# EXERCISE PROMPT:
Find each line in the entries below that contains the word "properties" and copy those lines. Case counts.

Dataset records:
⁂
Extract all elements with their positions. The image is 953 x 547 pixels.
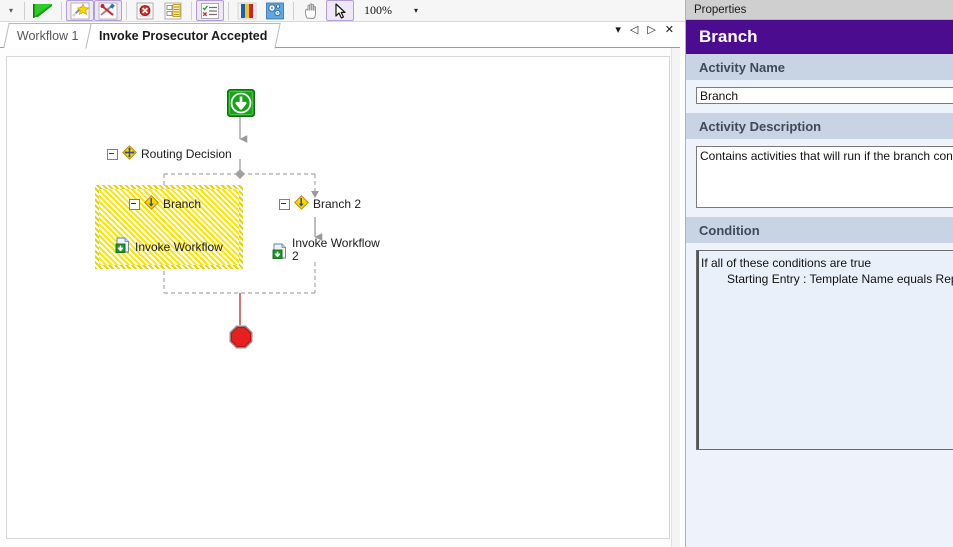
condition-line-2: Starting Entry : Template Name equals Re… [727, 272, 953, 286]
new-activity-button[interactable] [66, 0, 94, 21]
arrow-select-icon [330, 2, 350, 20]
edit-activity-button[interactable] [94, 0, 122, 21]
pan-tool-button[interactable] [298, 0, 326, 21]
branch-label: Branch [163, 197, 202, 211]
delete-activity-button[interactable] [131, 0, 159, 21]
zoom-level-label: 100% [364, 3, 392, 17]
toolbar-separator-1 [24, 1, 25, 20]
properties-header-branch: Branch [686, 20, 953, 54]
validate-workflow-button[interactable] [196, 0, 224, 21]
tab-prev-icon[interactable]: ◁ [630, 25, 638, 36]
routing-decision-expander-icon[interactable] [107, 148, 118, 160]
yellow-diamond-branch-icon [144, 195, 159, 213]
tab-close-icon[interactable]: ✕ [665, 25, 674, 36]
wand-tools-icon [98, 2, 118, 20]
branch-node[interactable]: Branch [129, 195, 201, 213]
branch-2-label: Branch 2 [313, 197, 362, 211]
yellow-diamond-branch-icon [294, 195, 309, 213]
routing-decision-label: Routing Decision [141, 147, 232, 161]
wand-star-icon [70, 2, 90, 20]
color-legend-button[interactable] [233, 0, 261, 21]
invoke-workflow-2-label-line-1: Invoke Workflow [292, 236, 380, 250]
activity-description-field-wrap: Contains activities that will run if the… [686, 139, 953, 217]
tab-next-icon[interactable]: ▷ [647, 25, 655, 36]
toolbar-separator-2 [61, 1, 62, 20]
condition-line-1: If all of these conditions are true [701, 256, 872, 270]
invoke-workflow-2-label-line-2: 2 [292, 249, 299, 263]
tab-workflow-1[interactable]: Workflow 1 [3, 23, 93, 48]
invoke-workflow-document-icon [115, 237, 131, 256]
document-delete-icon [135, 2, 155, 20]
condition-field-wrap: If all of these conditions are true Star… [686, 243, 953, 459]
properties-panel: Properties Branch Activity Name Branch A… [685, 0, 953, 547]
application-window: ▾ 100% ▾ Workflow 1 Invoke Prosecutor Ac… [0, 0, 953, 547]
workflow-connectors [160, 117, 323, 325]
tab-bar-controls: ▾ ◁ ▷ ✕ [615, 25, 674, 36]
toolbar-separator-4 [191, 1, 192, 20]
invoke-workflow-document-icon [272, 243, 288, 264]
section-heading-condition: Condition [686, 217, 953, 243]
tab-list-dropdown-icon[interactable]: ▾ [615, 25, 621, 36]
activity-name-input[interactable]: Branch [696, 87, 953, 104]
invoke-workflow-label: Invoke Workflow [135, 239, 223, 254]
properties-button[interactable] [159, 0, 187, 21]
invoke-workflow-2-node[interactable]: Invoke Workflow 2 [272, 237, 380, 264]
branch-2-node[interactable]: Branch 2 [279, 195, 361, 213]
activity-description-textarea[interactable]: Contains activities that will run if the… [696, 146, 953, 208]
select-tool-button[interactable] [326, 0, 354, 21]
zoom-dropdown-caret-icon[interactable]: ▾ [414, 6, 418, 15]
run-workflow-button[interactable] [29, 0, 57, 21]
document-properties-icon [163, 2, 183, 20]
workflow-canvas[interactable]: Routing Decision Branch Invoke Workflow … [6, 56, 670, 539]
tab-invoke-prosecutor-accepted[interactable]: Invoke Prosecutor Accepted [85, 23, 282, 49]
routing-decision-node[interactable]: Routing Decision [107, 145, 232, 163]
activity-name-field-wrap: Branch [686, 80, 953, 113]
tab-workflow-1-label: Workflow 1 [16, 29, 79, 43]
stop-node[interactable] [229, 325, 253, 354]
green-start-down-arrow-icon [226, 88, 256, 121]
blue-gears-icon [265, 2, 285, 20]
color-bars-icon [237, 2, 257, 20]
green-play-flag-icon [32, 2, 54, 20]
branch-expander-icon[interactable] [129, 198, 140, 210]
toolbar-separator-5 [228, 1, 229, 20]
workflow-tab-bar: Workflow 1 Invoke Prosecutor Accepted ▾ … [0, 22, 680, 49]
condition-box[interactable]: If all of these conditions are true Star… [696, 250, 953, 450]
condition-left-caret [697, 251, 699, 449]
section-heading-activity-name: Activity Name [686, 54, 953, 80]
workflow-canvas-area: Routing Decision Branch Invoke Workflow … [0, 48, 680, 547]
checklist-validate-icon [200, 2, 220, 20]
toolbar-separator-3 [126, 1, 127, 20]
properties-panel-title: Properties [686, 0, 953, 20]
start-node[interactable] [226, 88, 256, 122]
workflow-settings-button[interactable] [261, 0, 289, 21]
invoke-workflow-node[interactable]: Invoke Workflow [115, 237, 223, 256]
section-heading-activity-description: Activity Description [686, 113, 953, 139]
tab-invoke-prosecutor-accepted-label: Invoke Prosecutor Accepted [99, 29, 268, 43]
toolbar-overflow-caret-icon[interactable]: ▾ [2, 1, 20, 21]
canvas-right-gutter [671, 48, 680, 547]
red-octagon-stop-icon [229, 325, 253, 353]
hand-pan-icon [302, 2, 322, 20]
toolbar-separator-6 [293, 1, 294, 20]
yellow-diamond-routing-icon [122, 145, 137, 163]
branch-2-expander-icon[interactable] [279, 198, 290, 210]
⁂
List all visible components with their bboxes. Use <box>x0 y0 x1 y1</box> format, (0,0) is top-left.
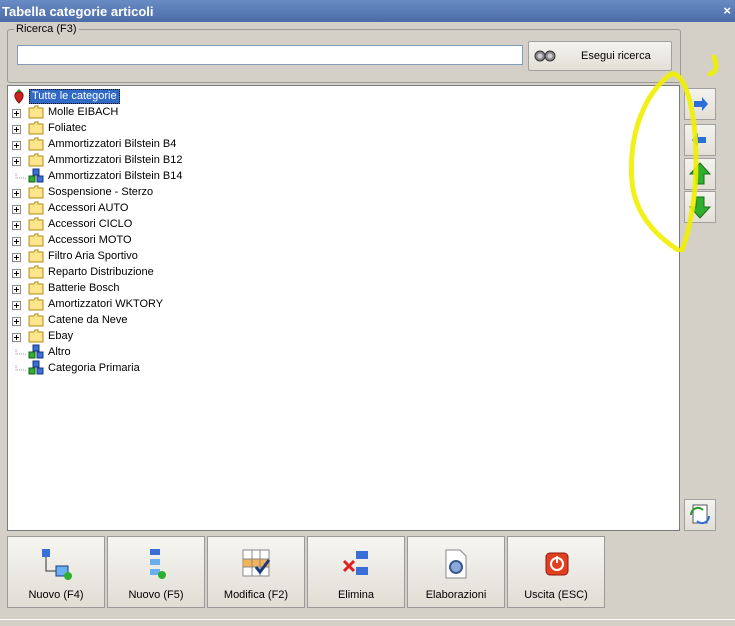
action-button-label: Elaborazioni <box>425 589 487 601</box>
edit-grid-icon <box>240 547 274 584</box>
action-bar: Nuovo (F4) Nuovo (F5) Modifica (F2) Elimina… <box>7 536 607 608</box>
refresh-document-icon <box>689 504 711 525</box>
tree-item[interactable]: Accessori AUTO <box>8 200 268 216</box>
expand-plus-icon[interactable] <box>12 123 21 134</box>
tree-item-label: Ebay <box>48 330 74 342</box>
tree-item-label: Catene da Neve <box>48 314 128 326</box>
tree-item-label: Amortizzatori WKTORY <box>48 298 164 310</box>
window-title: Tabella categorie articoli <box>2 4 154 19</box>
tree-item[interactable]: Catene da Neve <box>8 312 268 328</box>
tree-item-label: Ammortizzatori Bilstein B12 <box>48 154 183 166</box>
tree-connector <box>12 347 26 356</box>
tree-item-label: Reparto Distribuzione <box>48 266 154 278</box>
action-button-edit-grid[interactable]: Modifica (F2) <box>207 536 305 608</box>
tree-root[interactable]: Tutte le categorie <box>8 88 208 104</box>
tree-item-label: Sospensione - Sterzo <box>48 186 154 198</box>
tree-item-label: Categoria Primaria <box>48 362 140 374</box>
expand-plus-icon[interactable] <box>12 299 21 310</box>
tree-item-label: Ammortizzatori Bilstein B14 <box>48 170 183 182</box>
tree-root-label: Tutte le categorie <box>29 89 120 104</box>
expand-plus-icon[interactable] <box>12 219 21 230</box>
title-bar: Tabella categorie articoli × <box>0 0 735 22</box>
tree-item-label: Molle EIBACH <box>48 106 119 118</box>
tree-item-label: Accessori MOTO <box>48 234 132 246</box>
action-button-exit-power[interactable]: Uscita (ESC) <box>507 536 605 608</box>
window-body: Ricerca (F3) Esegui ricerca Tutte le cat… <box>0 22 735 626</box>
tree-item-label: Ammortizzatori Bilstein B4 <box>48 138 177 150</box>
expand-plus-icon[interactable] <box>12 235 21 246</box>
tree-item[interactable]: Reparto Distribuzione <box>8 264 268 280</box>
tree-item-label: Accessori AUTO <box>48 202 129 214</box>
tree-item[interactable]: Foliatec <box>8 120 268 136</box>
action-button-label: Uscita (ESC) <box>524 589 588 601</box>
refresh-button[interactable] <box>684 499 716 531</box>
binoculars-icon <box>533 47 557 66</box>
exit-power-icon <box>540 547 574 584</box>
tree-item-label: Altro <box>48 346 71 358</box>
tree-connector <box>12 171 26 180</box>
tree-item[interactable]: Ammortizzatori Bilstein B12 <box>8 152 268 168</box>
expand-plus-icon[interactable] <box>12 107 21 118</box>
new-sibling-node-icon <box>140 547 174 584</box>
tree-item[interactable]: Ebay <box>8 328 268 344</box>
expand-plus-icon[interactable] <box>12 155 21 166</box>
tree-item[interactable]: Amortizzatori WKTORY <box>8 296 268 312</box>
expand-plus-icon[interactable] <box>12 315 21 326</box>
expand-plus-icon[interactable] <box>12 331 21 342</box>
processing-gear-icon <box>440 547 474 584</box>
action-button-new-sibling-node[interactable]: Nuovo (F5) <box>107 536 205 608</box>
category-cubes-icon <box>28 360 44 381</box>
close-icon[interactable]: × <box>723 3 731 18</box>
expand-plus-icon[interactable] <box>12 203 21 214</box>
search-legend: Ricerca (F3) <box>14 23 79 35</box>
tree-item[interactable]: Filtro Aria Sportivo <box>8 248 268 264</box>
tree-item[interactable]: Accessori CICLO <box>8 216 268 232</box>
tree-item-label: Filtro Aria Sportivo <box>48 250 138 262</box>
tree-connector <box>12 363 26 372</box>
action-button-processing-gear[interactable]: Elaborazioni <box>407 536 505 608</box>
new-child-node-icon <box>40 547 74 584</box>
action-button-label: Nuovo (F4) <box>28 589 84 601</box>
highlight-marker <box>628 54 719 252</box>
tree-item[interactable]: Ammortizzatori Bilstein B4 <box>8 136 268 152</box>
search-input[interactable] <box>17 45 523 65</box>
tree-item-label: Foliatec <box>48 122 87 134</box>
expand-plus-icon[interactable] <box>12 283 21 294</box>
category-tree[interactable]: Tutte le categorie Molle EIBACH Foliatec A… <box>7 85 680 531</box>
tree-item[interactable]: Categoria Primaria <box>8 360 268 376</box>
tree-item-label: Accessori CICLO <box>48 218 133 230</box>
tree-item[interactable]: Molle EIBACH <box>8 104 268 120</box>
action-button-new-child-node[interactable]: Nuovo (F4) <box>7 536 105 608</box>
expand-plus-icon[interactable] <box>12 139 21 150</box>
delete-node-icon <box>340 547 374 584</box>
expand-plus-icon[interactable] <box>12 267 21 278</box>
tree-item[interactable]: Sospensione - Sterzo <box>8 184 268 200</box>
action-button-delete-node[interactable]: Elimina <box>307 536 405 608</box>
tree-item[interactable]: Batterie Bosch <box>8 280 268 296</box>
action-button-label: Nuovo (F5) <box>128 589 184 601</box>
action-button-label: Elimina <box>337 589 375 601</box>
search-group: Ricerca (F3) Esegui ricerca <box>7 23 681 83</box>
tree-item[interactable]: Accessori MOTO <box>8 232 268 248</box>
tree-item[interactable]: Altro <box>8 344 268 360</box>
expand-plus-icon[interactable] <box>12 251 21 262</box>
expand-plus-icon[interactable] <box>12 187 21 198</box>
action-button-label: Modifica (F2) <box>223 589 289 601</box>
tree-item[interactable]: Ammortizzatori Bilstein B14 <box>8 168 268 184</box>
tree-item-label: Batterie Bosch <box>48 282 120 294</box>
⁂
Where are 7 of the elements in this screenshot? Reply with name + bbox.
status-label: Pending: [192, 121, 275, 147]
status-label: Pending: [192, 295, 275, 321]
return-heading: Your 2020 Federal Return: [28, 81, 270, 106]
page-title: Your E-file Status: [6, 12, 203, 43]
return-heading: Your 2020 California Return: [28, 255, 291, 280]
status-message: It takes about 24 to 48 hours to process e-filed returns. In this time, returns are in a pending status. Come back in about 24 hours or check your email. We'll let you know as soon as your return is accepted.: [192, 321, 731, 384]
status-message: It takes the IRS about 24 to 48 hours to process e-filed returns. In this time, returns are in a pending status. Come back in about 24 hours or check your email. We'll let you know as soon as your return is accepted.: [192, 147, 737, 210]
⁂
# THE OUTPUT:
properties-header-branch: Branch [686, 20, 953, 54]
properties-panel: Properties Branch Activity Name Branch A… [685, 0, 953, 547]
properties-button[interactable] [159, 0, 187, 21]
document-properties-icon [163, 2, 183, 20]
properties-panel-title: Properties [686, 0, 953, 20]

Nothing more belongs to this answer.